[Dataset rows about figures]
_ _ _ _

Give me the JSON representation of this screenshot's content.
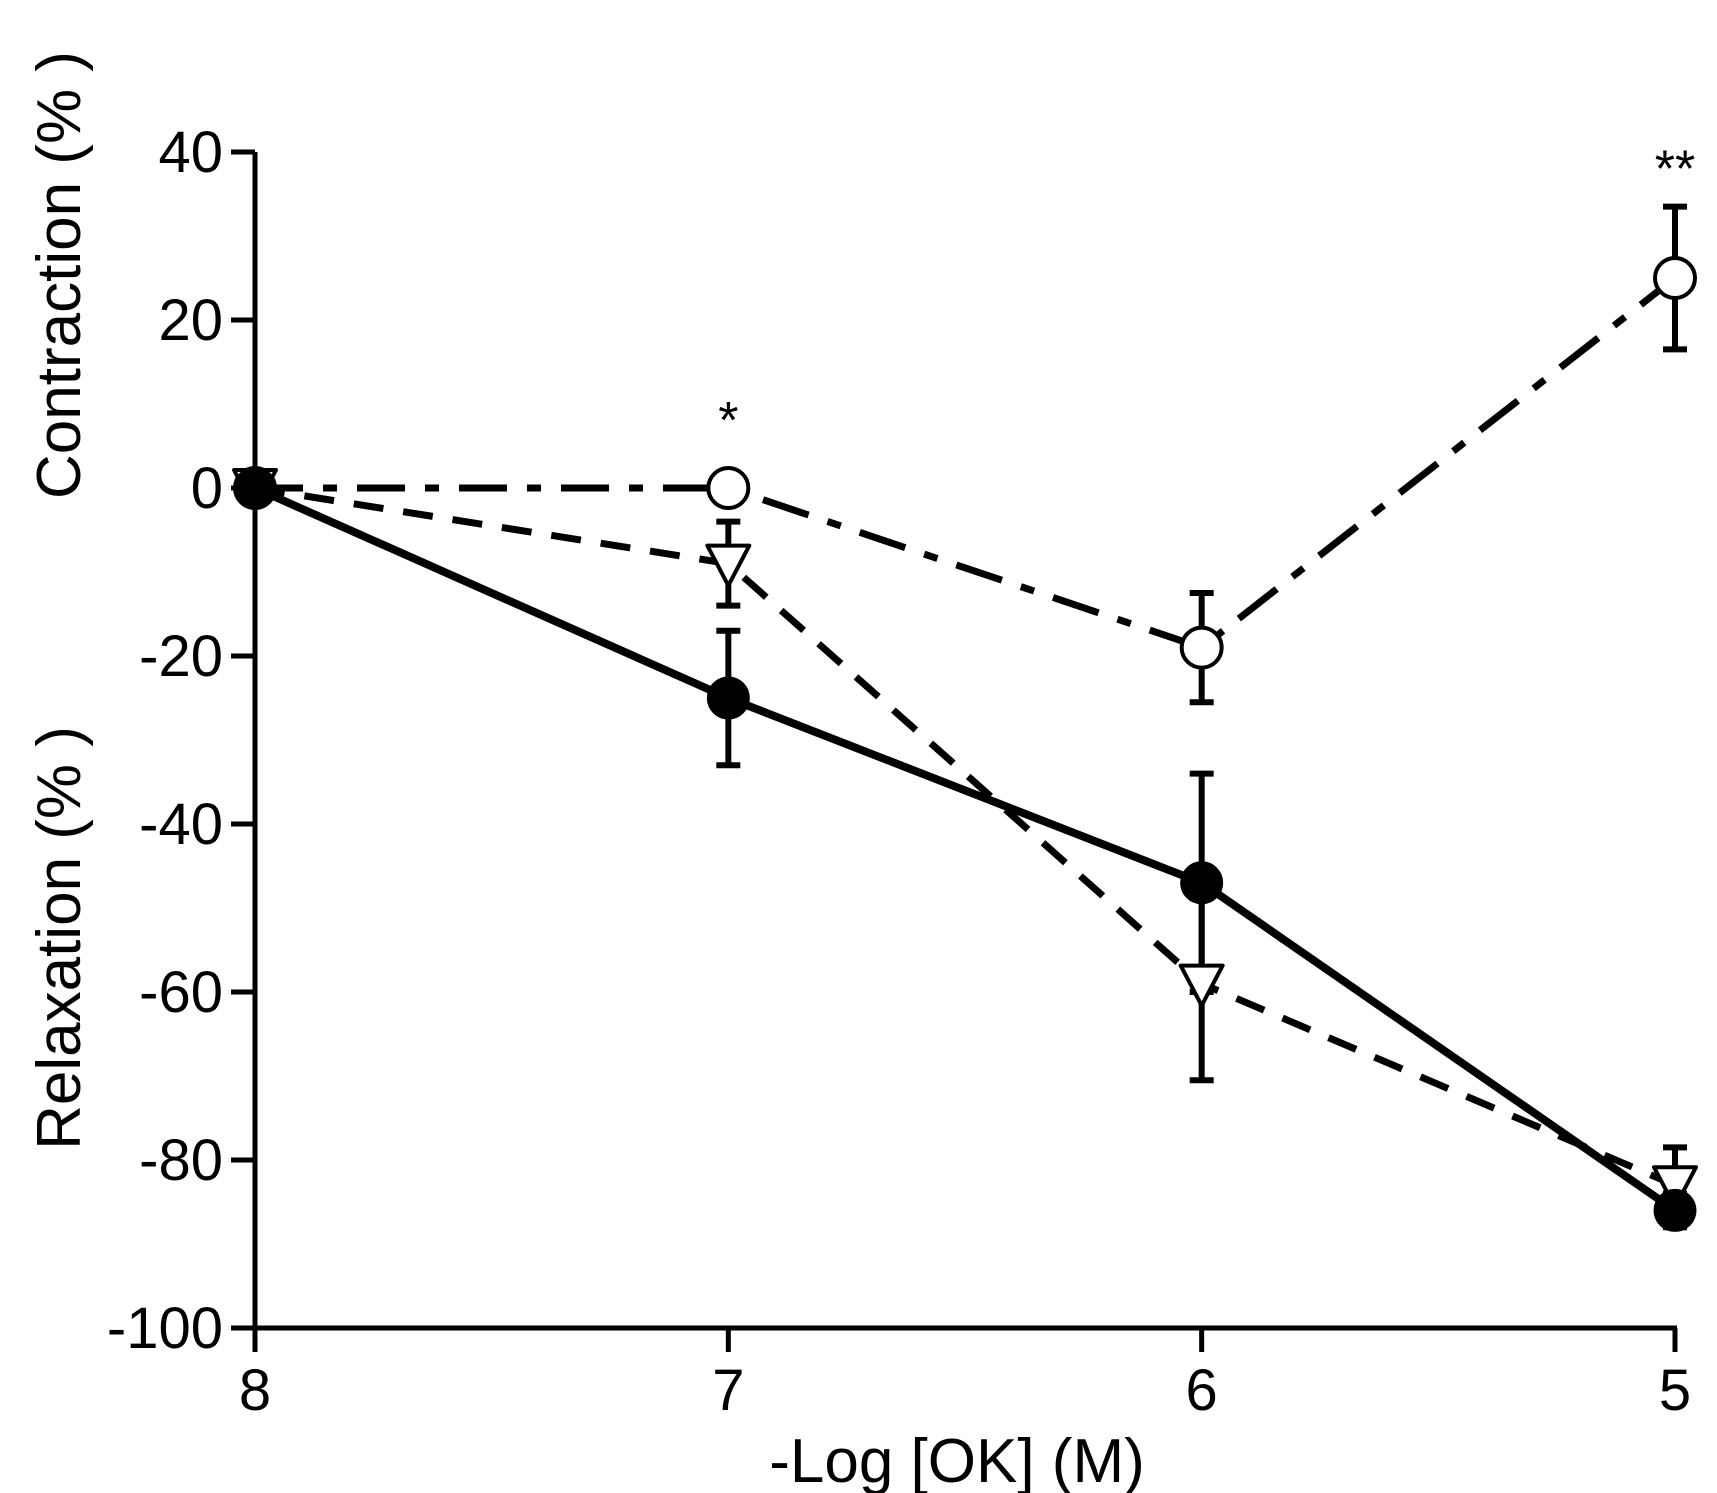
{
  "chart_data": {
    "type": "line",
    "title": "",
    "xlabel": "-Log [OK] (M)",
    "ylabel_top": "Contraction (% )",
    "ylabel_bottom": "Relaxation (% )",
    "x": [
      8,
      7,
      6,
      5
    ],
    "xticks": [
      8,
      7,
      6,
      5
    ],
    "xtick_labels": [
      "8",
      "7",
      "6",
      "5"
    ],
    "xlim": [
      8,
      5
    ],
    "ylim": [
      -100,
      40
    ],
    "yticks": [
      40,
      20,
      0,
      -20,
      -40,
      -60,
      -80,
      -100
    ],
    "ytick_labels": [
      "40",
      "20",
      "0",
      "-20",
      "-40",
      "-60",
      "-80",
      "-100"
    ],
    "grid": false,
    "series": [
      {
        "name": "filled-circle-solid",
        "marker": "circle-filled",
        "line": "solid",
        "values": [
          0,
          -25,
          -47,
          -86
        ],
        "errors": [
          0,
          8,
          13,
          2
        ]
      },
      {
        "name": "open-circle-dashdot",
        "marker": "circle-open",
        "line": "dashdot",
        "values": [
          0,
          0,
          -19,
          25
        ],
        "errors": [
          0,
          0,
          6.5,
          8.5
        ]
      },
      {
        "name": "open-triangle-dashed",
        "marker": "triangle-open",
        "line": "dashed",
        "values": [
          0,
          -9,
          -59,
          -83
        ],
        "errors": [
          0,
          5,
          11.5,
          4.5
        ]
      }
    ],
    "annotations": [
      {
        "x": 7,
        "y": 0,
        "text": "*"
      },
      {
        "x": 5,
        "y": 25,
        "text": "**"
      }
    ]
  }
}
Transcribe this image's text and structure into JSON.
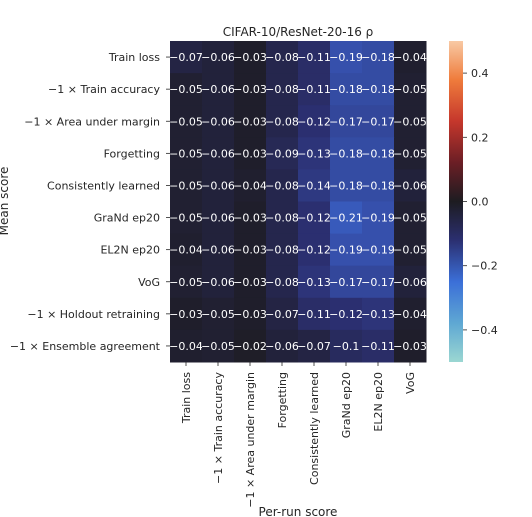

_ _ _ _

▸ **TASK REQUIREMENTS**
Copy out each line of the data where the string "JSON" appears.

▸ **EXERCISE ANSWER**
Give me the JSON representation of this screenshot's content.
Transcribe this image's text and structure into JSON.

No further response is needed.